- [Kurze Übung]: Listen Sie alle Zutaten auf, die die Buchbesprechung namentlich als Beispiele für sehr exklusive Zutaten nennt.

Christopher Crell ist wohl Koch aus Leidenschaft und gibt uns mit "Genussvoll gesund bleiben" eine Vier-Wochen-Challenge" zur gesunden Ernährung an die Hand. Zahlreiche schön bebilderte Rezepte und Schritt-für-Schritt-Anleitungen sollen es auch für Kochanfänger einfach machen, sich an der Challenge zu versuchen. Zwischen den Rezepten gibt er Tipps aus der Praxis, begründet warum das eine oder andere Gericht einen gesundheitlichen Nutzen hat oder berichtet auch mal aus seiner beruflichen Praxis.

Der Aufbau der Challenge ist sehr strukturiert, sie soll auch für Berufstätige gut durchzuführen sein. So wird zum Anfang jeder Woche der Wochenbedarf an "Brot" gebacken, wobei es sich immer um Backpulver-Erzeugnisse handelt. Oft werden Gerichte für zwei Mahlzeiten vorbereitet. Die Auswahl der Gerichte ist manchmal ein bisschen schräg, ich würde beispielsweise nie auf die Idee kommen, mir zum Frühstück einen Kopfsalat mit Feta oder ein Omelette mit Gemüse zuzubereiten. Die Rezepte die ich ausprobiert habe, waren jedoch sehr anschaulich beschrieben und einfach umzusetzen. Mit Gewürzen geht Crell allerdings sehr sehr sparsam um!

Besonders gestört hat mich, dass zahlreiche sehr exklusive Zutaten wie Jakobsmuscheln, Perlhuhn, Entrecote etc. verarbeitet werden, die zum einen sehr teuer und zum anderen auf dem Land gar nicht oder nur schwer zu beschaffen sind. Damit ist dieses Buch weder für die Alltags- noch für die Anfängerküche geeignet.

Nachdem der Klappentext eine Ernährungsumstellung zur Stärkung des Immunsystems versprochen hatte, habe ich einen neuen Ansatz zur gesunden Ernährung erwartet. Dass dieses Buch sich nun einreiht in die lange Reihe der Low-Carb-Kochbücher hat mich doch ziemlich enttäuscht.

Mein Fazit: Leute, die auf der Low-Carb-Welle mitreiten, finden hier ein Buch mit gut umsetzbaren Rezepten und interessanten Hintergrund-Infos.

- [Datenteil]:
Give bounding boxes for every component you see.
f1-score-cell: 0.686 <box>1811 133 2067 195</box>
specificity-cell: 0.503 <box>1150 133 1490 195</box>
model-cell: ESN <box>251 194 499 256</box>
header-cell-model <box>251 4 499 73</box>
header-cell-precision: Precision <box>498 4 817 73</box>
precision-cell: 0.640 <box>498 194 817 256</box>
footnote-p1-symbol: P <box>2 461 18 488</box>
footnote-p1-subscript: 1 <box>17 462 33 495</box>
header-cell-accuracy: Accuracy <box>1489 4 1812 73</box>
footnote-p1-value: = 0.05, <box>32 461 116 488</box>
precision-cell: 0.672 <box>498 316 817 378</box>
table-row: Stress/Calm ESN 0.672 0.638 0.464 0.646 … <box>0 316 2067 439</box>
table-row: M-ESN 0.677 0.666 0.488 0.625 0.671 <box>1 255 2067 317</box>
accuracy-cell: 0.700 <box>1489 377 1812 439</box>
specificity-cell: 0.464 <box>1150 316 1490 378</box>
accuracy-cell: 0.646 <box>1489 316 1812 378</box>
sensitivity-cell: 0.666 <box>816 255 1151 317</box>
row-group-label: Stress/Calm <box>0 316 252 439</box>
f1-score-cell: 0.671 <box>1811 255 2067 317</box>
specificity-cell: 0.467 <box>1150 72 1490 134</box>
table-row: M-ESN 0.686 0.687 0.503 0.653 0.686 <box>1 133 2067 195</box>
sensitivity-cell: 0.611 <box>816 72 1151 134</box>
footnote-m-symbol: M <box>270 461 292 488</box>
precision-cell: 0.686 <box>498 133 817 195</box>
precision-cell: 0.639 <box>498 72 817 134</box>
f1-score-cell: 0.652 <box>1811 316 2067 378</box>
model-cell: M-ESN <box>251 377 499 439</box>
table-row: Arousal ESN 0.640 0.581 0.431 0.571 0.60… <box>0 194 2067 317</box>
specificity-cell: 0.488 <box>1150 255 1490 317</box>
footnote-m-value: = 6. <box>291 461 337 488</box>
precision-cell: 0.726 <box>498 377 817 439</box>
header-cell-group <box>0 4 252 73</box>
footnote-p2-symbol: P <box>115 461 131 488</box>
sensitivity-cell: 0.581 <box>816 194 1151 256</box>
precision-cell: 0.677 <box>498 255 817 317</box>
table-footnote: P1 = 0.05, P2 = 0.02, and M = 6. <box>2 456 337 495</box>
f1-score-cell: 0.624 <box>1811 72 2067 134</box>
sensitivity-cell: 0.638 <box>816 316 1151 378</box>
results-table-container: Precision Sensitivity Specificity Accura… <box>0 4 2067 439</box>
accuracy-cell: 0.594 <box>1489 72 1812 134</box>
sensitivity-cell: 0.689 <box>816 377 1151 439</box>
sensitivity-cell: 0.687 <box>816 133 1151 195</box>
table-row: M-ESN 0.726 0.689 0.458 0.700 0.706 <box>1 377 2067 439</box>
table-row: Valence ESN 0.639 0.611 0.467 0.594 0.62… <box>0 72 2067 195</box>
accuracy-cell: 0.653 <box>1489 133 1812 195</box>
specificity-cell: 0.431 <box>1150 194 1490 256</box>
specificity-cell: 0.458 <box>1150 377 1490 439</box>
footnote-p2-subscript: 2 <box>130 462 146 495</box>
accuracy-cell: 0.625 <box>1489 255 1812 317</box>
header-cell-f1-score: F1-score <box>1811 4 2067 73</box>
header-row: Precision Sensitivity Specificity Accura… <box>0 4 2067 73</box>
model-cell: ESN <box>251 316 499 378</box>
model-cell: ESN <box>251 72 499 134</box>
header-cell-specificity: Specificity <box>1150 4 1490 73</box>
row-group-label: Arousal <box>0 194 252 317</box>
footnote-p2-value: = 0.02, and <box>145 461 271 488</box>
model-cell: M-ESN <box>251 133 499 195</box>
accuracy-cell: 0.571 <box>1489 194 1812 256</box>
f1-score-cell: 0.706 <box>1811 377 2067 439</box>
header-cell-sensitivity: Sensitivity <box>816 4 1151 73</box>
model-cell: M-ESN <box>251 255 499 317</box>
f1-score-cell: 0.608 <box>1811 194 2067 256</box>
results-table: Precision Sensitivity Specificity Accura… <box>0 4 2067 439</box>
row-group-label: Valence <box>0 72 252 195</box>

- [Lösung]:
- Jakobsmuscheln
- Perlhuhn
- Entrecote